All entries are to be quoted exactly; the images stay out of the copy.

-------- INFORMATION GIVEN

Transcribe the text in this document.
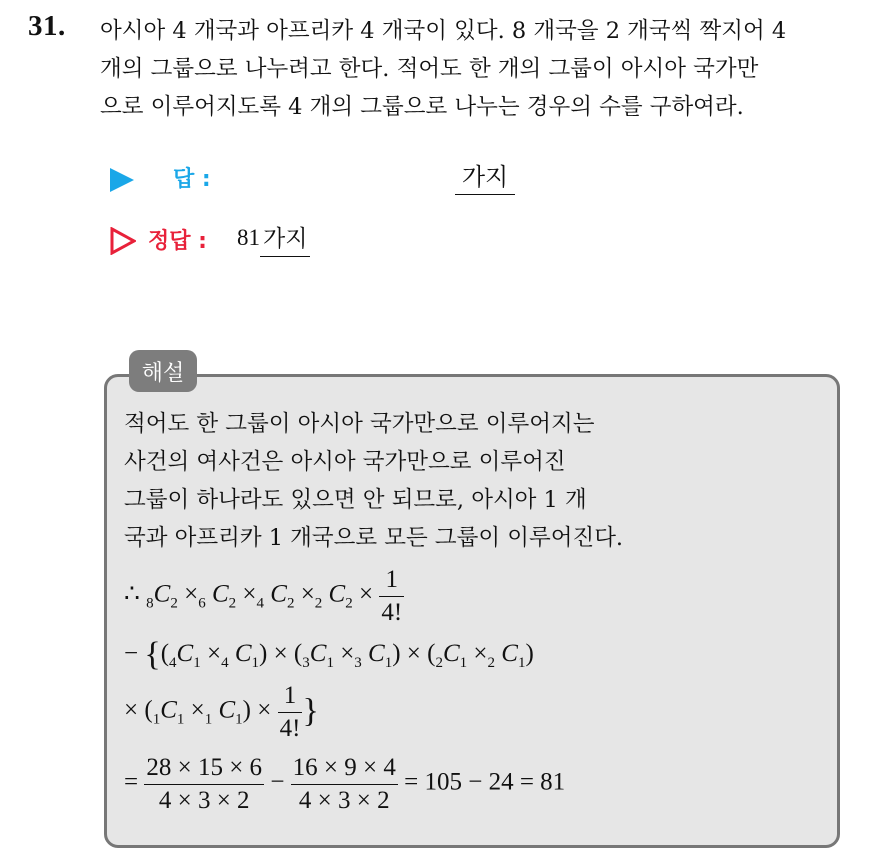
31. 아시아 4 개국과 아프리카 4 개국이 있다. 8 개국을 2 개국씩 짝지어 4
개의 그룹으로 나누려고 한다. 적어도 한 개의 그룹이 아시아 국가만
으로 이루어지도록 4 개의 그룹으로 나누는 경우의 수를 구하여라.
답 :	가지
정답 : 81 가지
해설
적어도 한 그룹이 아시아 국가만으로 이루어지는
사건의 여사건은 아시아 국가만으로 이루어진
그룹이 하나라도 있으면 안 되므로, 아시아 1 개
국과 아프리카 1 개국으로 모든 그룹이 이루어진다.
∴ $_8C_2 \times_6$ $C_2 \times_4$ $C_2 \times_2$ $C_2 \times \frac{1}{4!}$
− {($_4C_1 \times_4$ $C_1) \times (_3C_1 \times_3$ $C_1) \times (_2C_1 \times_2$ $C_1$)
× ($_1C_1 \times_1$ $C_1) \times \frac{1}{4!}$ }
= $\frac{28 \times 15 \times 6}{4 \times 3 \times 2} - \frac{16 \times 9 \times 4}{4 \times 3 \times 2} = 105 - 24 = 81$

----------------

RESPONSE FOR THIS EXERCISE:
Transcribe the text in this document.
31. 아시아 4 개국과 아프리카 4 개국이 있다. 8 개국을 2 개국씩 짝지어 4
개의 그룹으로 나누려고 한다. 적어도 한 개의 그룹이 아시아 국가만
으로 이루어지도록 4 개의 그룹으로 나누는 경우의 수를 구하여라.
답 :	가지
정답 : 81 가지
해설
적어도 한 그룹이 아시아 국가만으로 이루어지는
사건의 여사건은 아시아 국가만으로 이루어진
그룹이 하나라도 있으면 안 되므로, 아시아 1 개
국과 아프리카 1 개국으로 모든 그룹이 이루어진다.
∴ $_8C_2 \times_6$ $C_2 \times_4$ $C_2 \times_2$ $C_2 \times \frac{1}{4!}$
− {($_4C_1 \times_4$ $C_1) \times (_3C_1 \times_3$ $C_1) \times (_2C_1 \times_2$ $C_1$)
× ($_1C_1 \times_1$ $C_1) \times \frac{1}{4!}$ }
= $\frac{28 \times 15 \times 6}{4 \times 3 \times 2} - \frac{16 \times 9 \times 4}{4 \times 3 \times 2} = 105 - 24 = 81$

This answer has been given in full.